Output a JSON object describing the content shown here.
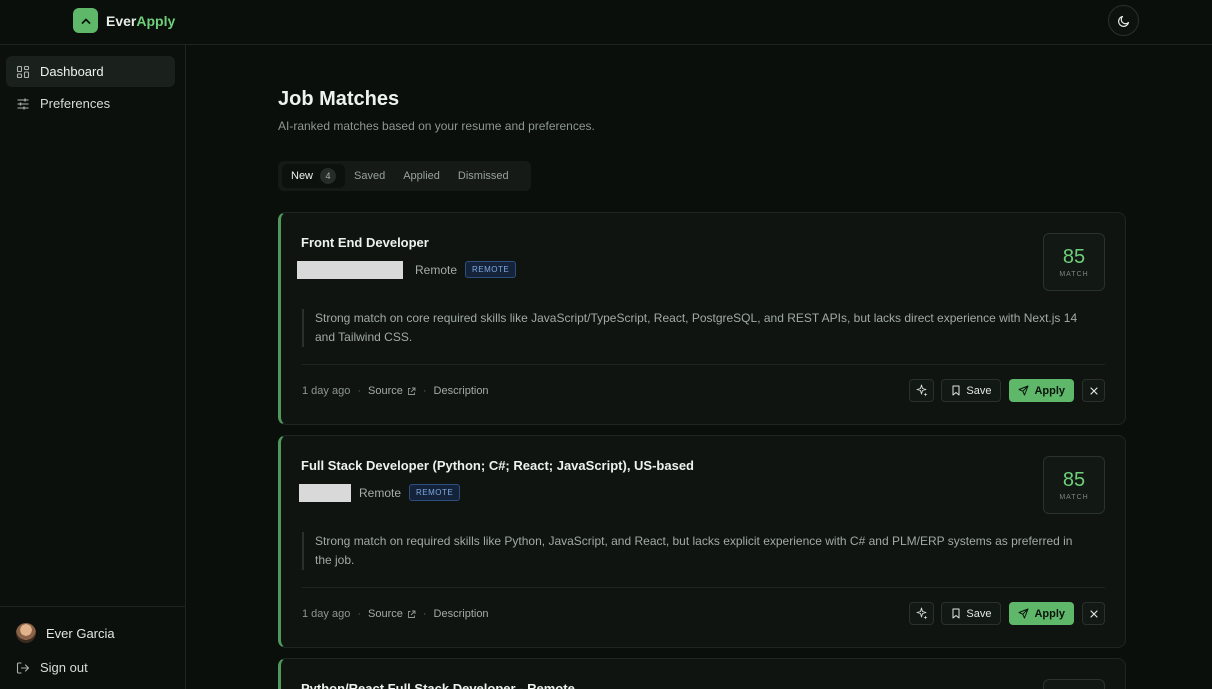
{
  "app": {
    "brand_part1": "Ever",
    "brand_part2": "Apply",
    "accent": "#5fb86a"
  },
  "sidebar": {
    "items": [
      {
        "label": "Dashboard",
        "icon": "grid-icon",
        "active": true
      },
      {
        "label": "Preferences",
        "icon": "sliders-icon",
        "active": false
      }
    ],
    "user_name": "Ever Garcia",
    "signout_label": "Sign out"
  },
  "main": {
    "title": "Job Matches",
    "subtitle": "AI-ranked matches based on your resume and preferences.",
    "tabs": [
      {
        "label": "New",
        "count": "4"
      },
      {
        "label": "Saved"
      },
      {
        "label": "Applied"
      },
      {
        "label": "Dismissed"
      }
    ]
  },
  "jobs": [
    {
      "title": "Front End Developer",
      "location": "Remote",
      "badge": "REMOTE",
      "score": "85",
      "score_label": "MATCH",
      "reason": "Strong match on core required skills like JavaScript/TypeScript, React, PostgreSQL, and REST APIs, but lacks direct experience with Next.js 14 and Tailwind CSS.",
      "posted": "1 day ago",
      "source_label": "Source",
      "description_label": "Description",
      "save_label": "Save",
      "apply_label": "Apply"
    },
    {
      "title": "Full Stack Developer (Python; C#; React; JavaScript), US-based",
      "location": "Remote",
      "badge": "REMOTE",
      "score": "85",
      "score_label": "MATCH",
      "reason": "Strong match on required skills like Python, JavaScript, and React, but lacks explicit experience with C# and PLM/ERP systems as preferred in the job.",
      "posted": "1 day ago",
      "source_label": "Source",
      "description_label": "Description",
      "save_label": "Save",
      "apply_label": "Apply"
    },
    {
      "title": "Python/React Full Stack Developer - Remote"
    }
  ]
}
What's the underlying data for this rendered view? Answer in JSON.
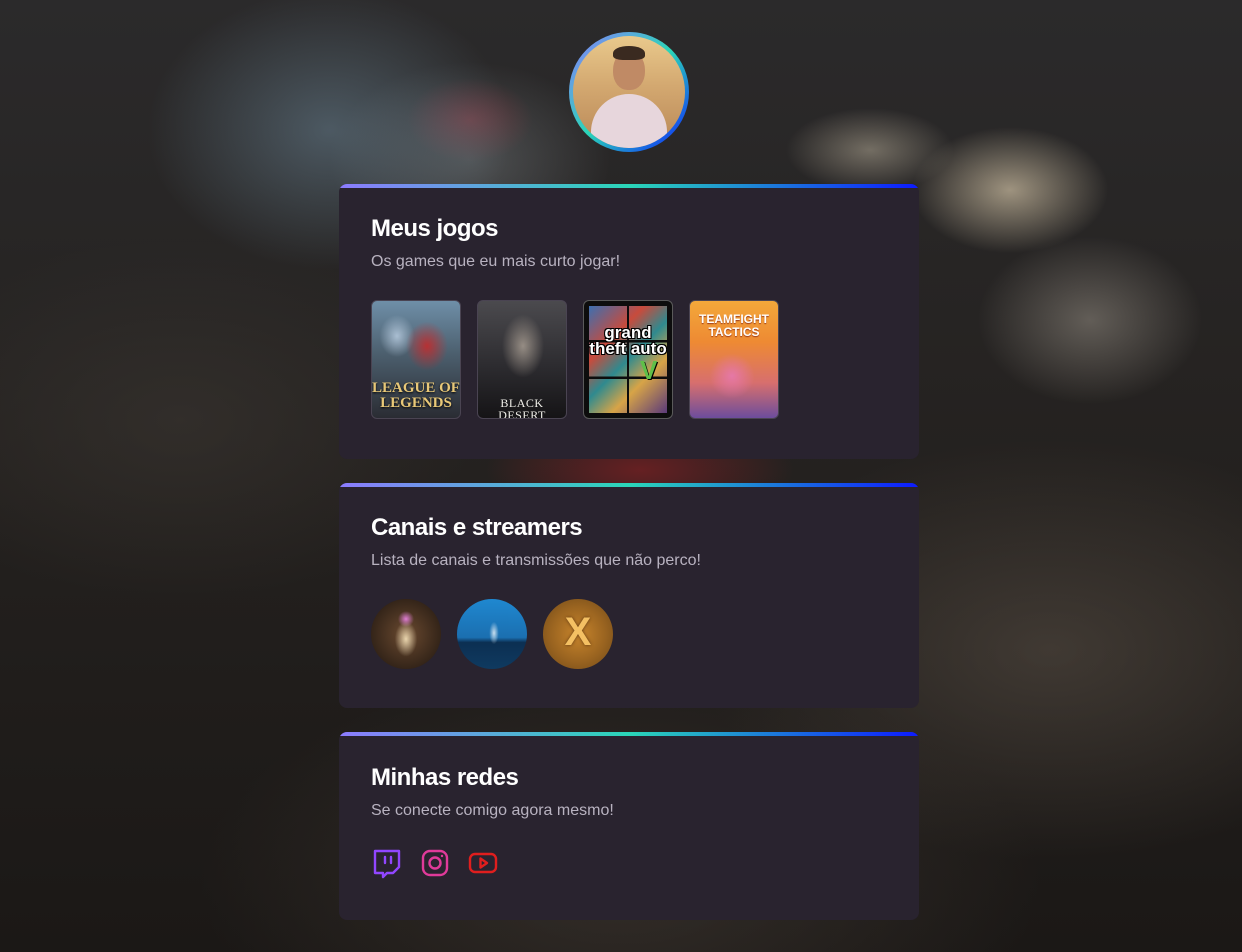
{
  "profile": {
    "avatar_alt": "Foto de perfil"
  },
  "games_section": {
    "title": "Meus jogos",
    "subtitle": "Os games que eu mais curto jogar!",
    "games": [
      {
        "name": "League of Legends",
        "cover_text": "LEAGUE OF LEGENDS"
      },
      {
        "name": "Black Desert",
        "cover_text": "BLACK DESERT"
      },
      {
        "name": "Grand Theft Auto V",
        "cover_text": "grand theft auto"
      },
      {
        "name": "Teamfight Tactics",
        "cover_text": "TEAMFIGHT TACTICS"
      }
    ]
  },
  "channels_section": {
    "title": "Canais e streamers",
    "subtitle": "Lista de canais e transmissões que não perco!",
    "channels": [
      {
        "icon": "streamer-avatar-1"
      },
      {
        "icon": "streamer-avatar-2"
      },
      {
        "icon": "streamer-avatar-3",
        "mark": "X"
      }
    ]
  },
  "social_section": {
    "title": "Minhas redes",
    "subtitle": "Se conecte comigo agora mesmo!",
    "links": [
      {
        "network": "Twitch",
        "icon": "twitch-icon",
        "color": "#9146ff"
      },
      {
        "network": "Instagram",
        "icon": "instagram-icon",
        "color": "#e1306c"
      },
      {
        "network": "YouTube",
        "icon": "youtube-icon",
        "color": "#e01e1e"
      }
    ]
  },
  "colors": {
    "card_background": "#29232f",
    "gradient_start": "#8c7bff",
    "gradient_middle": "#2ad6b8",
    "gradient_end": "#0d1bff",
    "subtitle_text": "#b8b2c0"
  }
}
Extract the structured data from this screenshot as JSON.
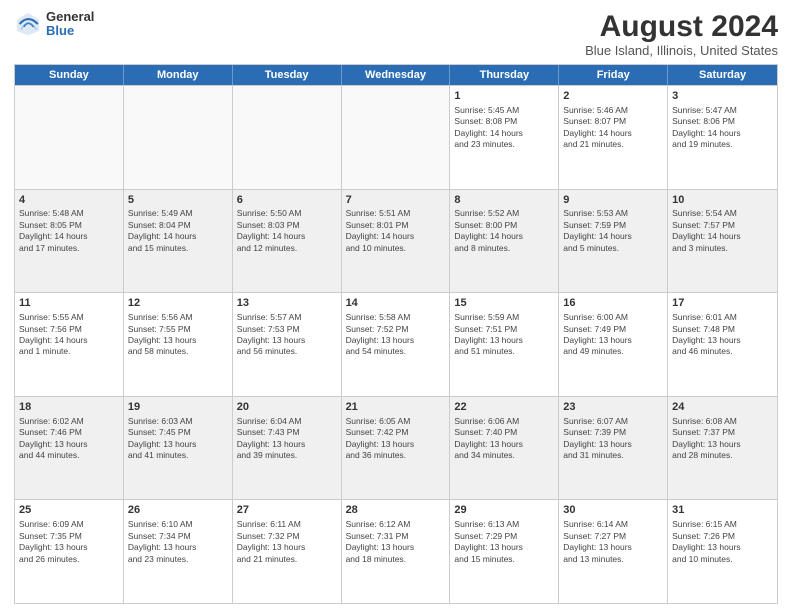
{
  "logo": {
    "general": "General",
    "blue": "Blue"
  },
  "title": "August 2024",
  "subtitle": "Blue Island, Illinois, United States",
  "days_of_week": [
    "Sunday",
    "Monday",
    "Tuesday",
    "Wednesday",
    "Thursday",
    "Friday",
    "Saturday"
  ],
  "weeks": [
    [
      {
        "day": "",
        "content": "",
        "empty": true
      },
      {
        "day": "",
        "content": "",
        "empty": true
      },
      {
        "day": "",
        "content": "",
        "empty": true
      },
      {
        "day": "",
        "content": "",
        "empty": true
      },
      {
        "day": "1",
        "content": "Sunrise: 5:45 AM\nSunset: 8:08 PM\nDaylight: 14 hours\nand 23 minutes.",
        "empty": false
      },
      {
        "day": "2",
        "content": "Sunrise: 5:46 AM\nSunset: 8:07 PM\nDaylight: 14 hours\nand 21 minutes.",
        "empty": false
      },
      {
        "day": "3",
        "content": "Sunrise: 5:47 AM\nSunset: 8:06 PM\nDaylight: 14 hours\nand 19 minutes.",
        "empty": false
      }
    ],
    [
      {
        "day": "4",
        "content": "Sunrise: 5:48 AM\nSunset: 8:05 PM\nDaylight: 14 hours\nand 17 minutes.",
        "empty": false
      },
      {
        "day": "5",
        "content": "Sunrise: 5:49 AM\nSunset: 8:04 PM\nDaylight: 14 hours\nand 15 minutes.",
        "empty": false
      },
      {
        "day": "6",
        "content": "Sunrise: 5:50 AM\nSunset: 8:03 PM\nDaylight: 14 hours\nand 12 minutes.",
        "empty": false
      },
      {
        "day": "7",
        "content": "Sunrise: 5:51 AM\nSunset: 8:01 PM\nDaylight: 14 hours\nand 10 minutes.",
        "empty": false
      },
      {
        "day": "8",
        "content": "Sunrise: 5:52 AM\nSunset: 8:00 PM\nDaylight: 14 hours\nand 8 minutes.",
        "empty": false
      },
      {
        "day": "9",
        "content": "Sunrise: 5:53 AM\nSunset: 7:59 PM\nDaylight: 14 hours\nand 5 minutes.",
        "empty": false
      },
      {
        "day": "10",
        "content": "Sunrise: 5:54 AM\nSunset: 7:57 PM\nDaylight: 14 hours\nand 3 minutes.",
        "empty": false
      }
    ],
    [
      {
        "day": "11",
        "content": "Sunrise: 5:55 AM\nSunset: 7:56 PM\nDaylight: 14 hours\nand 1 minute.",
        "empty": false
      },
      {
        "day": "12",
        "content": "Sunrise: 5:56 AM\nSunset: 7:55 PM\nDaylight: 13 hours\nand 58 minutes.",
        "empty": false
      },
      {
        "day": "13",
        "content": "Sunrise: 5:57 AM\nSunset: 7:53 PM\nDaylight: 13 hours\nand 56 minutes.",
        "empty": false
      },
      {
        "day": "14",
        "content": "Sunrise: 5:58 AM\nSunset: 7:52 PM\nDaylight: 13 hours\nand 54 minutes.",
        "empty": false
      },
      {
        "day": "15",
        "content": "Sunrise: 5:59 AM\nSunset: 7:51 PM\nDaylight: 13 hours\nand 51 minutes.",
        "empty": false
      },
      {
        "day": "16",
        "content": "Sunrise: 6:00 AM\nSunset: 7:49 PM\nDaylight: 13 hours\nand 49 minutes.",
        "empty": false
      },
      {
        "day": "17",
        "content": "Sunrise: 6:01 AM\nSunset: 7:48 PM\nDaylight: 13 hours\nand 46 minutes.",
        "empty": false
      }
    ],
    [
      {
        "day": "18",
        "content": "Sunrise: 6:02 AM\nSunset: 7:46 PM\nDaylight: 13 hours\nand 44 minutes.",
        "empty": false
      },
      {
        "day": "19",
        "content": "Sunrise: 6:03 AM\nSunset: 7:45 PM\nDaylight: 13 hours\nand 41 minutes.",
        "empty": false
      },
      {
        "day": "20",
        "content": "Sunrise: 6:04 AM\nSunset: 7:43 PM\nDaylight: 13 hours\nand 39 minutes.",
        "empty": false
      },
      {
        "day": "21",
        "content": "Sunrise: 6:05 AM\nSunset: 7:42 PM\nDaylight: 13 hours\nand 36 minutes.",
        "empty": false
      },
      {
        "day": "22",
        "content": "Sunrise: 6:06 AM\nSunset: 7:40 PM\nDaylight: 13 hours\nand 34 minutes.",
        "empty": false
      },
      {
        "day": "23",
        "content": "Sunrise: 6:07 AM\nSunset: 7:39 PM\nDaylight: 13 hours\nand 31 minutes.",
        "empty": false
      },
      {
        "day": "24",
        "content": "Sunrise: 6:08 AM\nSunset: 7:37 PM\nDaylight: 13 hours\nand 28 minutes.",
        "empty": false
      }
    ],
    [
      {
        "day": "25",
        "content": "Sunrise: 6:09 AM\nSunset: 7:35 PM\nDaylight: 13 hours\nand 26 minutes.",
        "empty": false
      },
      {
        "day": "26",
        "content": "Sunrise: 6:10 AM\nSunset: 7:34 PM\nDaylight: 13 hours\nand 23 minutes.",
        "empty": false
      },
      {
        "day": "27",
        "content": "Sunrise: 6:11 AM\nSunset: 7:32 PM\nDaylight: 13 hours\nand 21 minutes.",
        "empty": false
      },
      {
        "day": "28",
        "content": "Sunrise: 6:12 AM\nSunset: 7:31 PM\nDaylight: 13 hours\nand 18 minutes.",
        "empty": false
      },
      {
        "day": "29",
        "content": "Sunrise: 6:13 AM\nSunset: 7:29 PM\nDaylight: 13 hours\nand 15 minutes.",
        "empty": false
      },
      {
        "day": "30",
        "content": "Sunrise: 6:14 AM\nSunset: 7:27 PM\nDaylight: 13 hours\nand 13 minutes.",
        "empty": false
      },
      {
        "day": "31",
        "content": "Sunrise: 6:15 AM\nSunset: 7:26 PM\nDaylight: 13 hours\nand 10 minutes.",
        "empty": false
      }
    ]
  ]
}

YOUR GOAL
Pick out each line containing "skills" and report it.

SOLUTION TO THIS PROBLEM
      "reason": "Strong match on core required skills like JavaScript/TypeScript, React, PostgreSQL, and REST APIs, but lacks direct experience with Next.js 14 and Tailwind CSS.",
      "reason": "Strong match on required skills like Python, JavaScript, and React, but lacks explicit experience with C# and PLM/ERP systems as preferred in the job.",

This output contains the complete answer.